Entre as modificações previstas em Ouro Preto, estão a retirada dos estacionamentos do centro da cidade, a construção de um túnel que passará por trás do prédio da Escola de Minas na Praça Tiradentes e que diminuirá o trânsito de carros no centro e a modificação de calçadas e prédios públicos. “Nós trabalhamos em conjunto com o IPHAN e a cada solicitação de modificações que recebemos de estabelecimentos comerciais, pedimos que incluam um projeto de acessibilidade” diz o Secretário.

Cacau e José Alberto concordam que existem dificuldades que atrapalham as modificações necessárias aos deficientes. Para o Secretário, há uma uniformização das leis que tratam a questão da acessibilidade que não leva em consideração certas peculiaridades de cada cidade, como por exemplo, a topografia de Ouro Preto.

Os deficientes e a Universidade Federal de Ouro Preto

A Universidade Federal de Ouro Preto (UFOP) desde meados da década de 1990, desenvolve, por meio do Núcleo de Educação Inclusiva (NEI) um trabalho de apoio que tem por intuito a inclusão do aluno com necessidades educacionais especiais.

A função do NEI é procurar oferecer alternativas à permanência dos alunos da UFOP com necessidades especiais. De acordo com Adilson Pereira dos Santos, membro do NEI e coordenador no Núcleo de Apoio Pedagógico (NAP), atualmente a Ufop, por meio do núcleo, atende cerca de 60 estudantes portadores de deficiências espalhados entre seus campi. “Esses números são fornecidos por meio do Censo da Educação Superior ao MEC, que repassa os recursos à Universidade, porém a Ufop investe muito mais do que recebe” diz Adilson.

• Tarefas:
1 > Segundo o trecho do documento sobre acessibilidade em Ouro Preto, quantos estudantes com deficiência a Ufop atende atualmente por meio do núcleo?
2 > Traduza para o inglês esta frase do trecho do documento sobre acessibilidade em Ouro Preto: "A Universidade Federal de Ouro Preto (UFOP) desde meados da década de 1990, desenvolve, por meio do Núcleo de Educação Inclusiva (NEI) um trabalho de apoio que tem por intuito a inclusão do aluno com necessidades educacionais especiais."
3 > Prolongue o trecho do documento sobre acessibilidade em Ouro Preto a partir do ponto em que ele termina.

• Amostra de dados:
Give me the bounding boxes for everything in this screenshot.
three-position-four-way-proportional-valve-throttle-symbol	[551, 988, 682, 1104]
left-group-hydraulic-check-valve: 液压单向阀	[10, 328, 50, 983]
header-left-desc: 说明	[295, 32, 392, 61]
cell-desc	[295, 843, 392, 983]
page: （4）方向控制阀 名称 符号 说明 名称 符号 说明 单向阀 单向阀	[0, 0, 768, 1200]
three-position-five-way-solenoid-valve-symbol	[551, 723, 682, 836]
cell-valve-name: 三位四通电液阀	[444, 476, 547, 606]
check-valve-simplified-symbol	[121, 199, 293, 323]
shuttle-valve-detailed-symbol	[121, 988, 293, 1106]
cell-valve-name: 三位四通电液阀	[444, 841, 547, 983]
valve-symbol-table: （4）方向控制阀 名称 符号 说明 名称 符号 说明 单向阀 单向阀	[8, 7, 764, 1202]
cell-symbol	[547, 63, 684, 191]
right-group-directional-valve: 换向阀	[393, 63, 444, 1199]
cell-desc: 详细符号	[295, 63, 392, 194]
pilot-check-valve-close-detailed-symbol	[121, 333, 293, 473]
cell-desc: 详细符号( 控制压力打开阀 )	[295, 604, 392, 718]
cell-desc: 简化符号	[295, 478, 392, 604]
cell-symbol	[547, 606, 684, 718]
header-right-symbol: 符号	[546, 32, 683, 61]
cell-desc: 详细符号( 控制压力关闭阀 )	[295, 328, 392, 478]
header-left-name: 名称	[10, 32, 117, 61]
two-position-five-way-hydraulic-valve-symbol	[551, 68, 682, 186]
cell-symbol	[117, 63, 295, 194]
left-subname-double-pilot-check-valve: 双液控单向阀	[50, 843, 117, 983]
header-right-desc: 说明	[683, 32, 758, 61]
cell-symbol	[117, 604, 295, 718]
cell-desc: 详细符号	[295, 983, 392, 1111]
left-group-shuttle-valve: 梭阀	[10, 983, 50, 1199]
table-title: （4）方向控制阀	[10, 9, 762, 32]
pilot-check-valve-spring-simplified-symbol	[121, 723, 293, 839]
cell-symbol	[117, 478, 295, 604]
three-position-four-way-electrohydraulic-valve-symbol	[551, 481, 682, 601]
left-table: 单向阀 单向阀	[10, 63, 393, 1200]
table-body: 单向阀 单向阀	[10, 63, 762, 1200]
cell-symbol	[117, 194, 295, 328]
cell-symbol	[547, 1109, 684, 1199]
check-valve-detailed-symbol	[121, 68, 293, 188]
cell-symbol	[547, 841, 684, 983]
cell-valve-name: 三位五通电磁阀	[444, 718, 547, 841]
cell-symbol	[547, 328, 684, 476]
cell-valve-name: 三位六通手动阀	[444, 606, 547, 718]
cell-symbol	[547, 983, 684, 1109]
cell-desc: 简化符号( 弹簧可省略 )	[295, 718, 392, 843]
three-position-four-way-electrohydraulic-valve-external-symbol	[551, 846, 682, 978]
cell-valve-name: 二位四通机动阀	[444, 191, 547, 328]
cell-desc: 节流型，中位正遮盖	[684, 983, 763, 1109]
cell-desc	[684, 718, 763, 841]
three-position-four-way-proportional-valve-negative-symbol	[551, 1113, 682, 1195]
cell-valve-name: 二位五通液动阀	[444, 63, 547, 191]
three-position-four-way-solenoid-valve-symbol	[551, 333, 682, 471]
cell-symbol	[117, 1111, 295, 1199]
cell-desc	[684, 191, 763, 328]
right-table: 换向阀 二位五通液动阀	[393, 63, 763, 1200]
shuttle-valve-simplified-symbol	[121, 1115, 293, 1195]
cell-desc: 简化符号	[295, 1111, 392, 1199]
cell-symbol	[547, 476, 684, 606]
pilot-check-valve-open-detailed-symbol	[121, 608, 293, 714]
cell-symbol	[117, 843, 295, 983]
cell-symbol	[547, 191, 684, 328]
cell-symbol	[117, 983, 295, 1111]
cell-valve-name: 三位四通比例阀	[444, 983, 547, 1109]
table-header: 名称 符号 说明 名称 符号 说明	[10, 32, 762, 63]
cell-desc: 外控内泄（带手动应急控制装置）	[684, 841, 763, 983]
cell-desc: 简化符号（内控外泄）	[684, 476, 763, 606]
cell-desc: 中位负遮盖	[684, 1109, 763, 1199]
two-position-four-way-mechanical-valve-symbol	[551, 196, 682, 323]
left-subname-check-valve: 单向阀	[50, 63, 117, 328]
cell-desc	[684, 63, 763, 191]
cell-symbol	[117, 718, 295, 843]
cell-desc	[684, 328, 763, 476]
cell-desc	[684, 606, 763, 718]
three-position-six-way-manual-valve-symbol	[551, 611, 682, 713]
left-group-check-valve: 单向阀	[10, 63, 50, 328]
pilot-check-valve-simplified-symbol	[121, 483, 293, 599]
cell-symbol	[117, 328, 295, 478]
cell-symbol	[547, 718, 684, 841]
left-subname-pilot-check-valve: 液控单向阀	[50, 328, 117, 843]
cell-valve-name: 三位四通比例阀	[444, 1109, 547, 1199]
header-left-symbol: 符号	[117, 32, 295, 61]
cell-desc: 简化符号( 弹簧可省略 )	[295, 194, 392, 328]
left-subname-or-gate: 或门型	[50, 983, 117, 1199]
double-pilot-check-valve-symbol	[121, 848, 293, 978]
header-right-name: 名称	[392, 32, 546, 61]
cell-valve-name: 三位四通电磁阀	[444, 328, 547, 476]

• Respostas por tarefa:
1 > Cerca de 60 estudantes, espalhados entre seus campi.

2 > Since the mid-1990s, the Federal University of Ouro Preto (UFOP) has carried out, through its Center for Inclusive Education (NEI), a support program aimed at the inclusion of students with special educational needs.

3 >
Felipe Riguni Lopes, 23, é um dos estudantes atendidos pelo núcleo. “Furado”, modo como Felipe é conhecido na Universidade, cursa Engenharia de Produção e é cego. Uma infecção nos olhos quando era criança, gradativamente afetou a visão de Felipe, que aos 12 anos já era cego. A deficiência não é barreira para o estudante, que atualmente preside a empresa júnior e possui um dos maiores coeficientes de rendimento acadêmico de seu curso.

Da esquerda para direita, Mateus, Vitor, Gabriel, Felipe, Nilton e Rodrigo junto à bandeira da República Copo Sujo   Foto: Sidharta MonteiroFelipe Lopes, o “Furado”, com seus companheiros de república  Foto: Sidharta Monteiro

Furado, como foi apelidado na República estudantil em que vive, optou por batalhar vaga e foi escolhido para morar na República Copo Sujo. O estudante abriu suas portas e nos conta um pouco de seu dia a dia em Ouro Preto e na UFOP.

ENTREVISTA REALIZADA COM FELIPE “FURADO” 

Para além dos muros da Universidade, o núcleo possui ainda parcerias com prefeituras municipais, promovendo a capacitação de professores da rede pública de ensino para que os educadores saibam como lidar com portadores de deficiência.

Embora o NEI esteja voltado ao âmbito pedagógico, o núcleo mantém diálogo com a Prefeitura da UFOP, que procura adequar tanto edifícios quanto as zonas externas de acesso.

Segundo o Prefeito do Campus da UFOP, Edmundo Dantas Gonçalves, a Universidade está em constante movimento no que toca às alterações voltadas aos portadores de deficiência. “Todos os prédios novos construídos na Universidade já são adequados às normas de acessibilidade” diz Edmundo.

Para Edmundo, o grande problema é adequar os edifícios que já estão construídos e são tombados pelo patrimônio histórico. Ele cita exemplos como o Instituto de Filosofia Artes e Cultura (IFAC) no centro de Ouro Preto e do Instituto de Ciências Humanas e Sociais (ICHS), localizado em Mariana. “É preciso bom senso quando falamos em adaptações”, diz Edmundo sobre as modificações em prédios históricos. Segundo ele, sempre que algum edifício da Universidade recebe alguma forma de manutenção  adaptações são feitas, e que eventualmente os prédios ainda não adaptados, estarão modificados.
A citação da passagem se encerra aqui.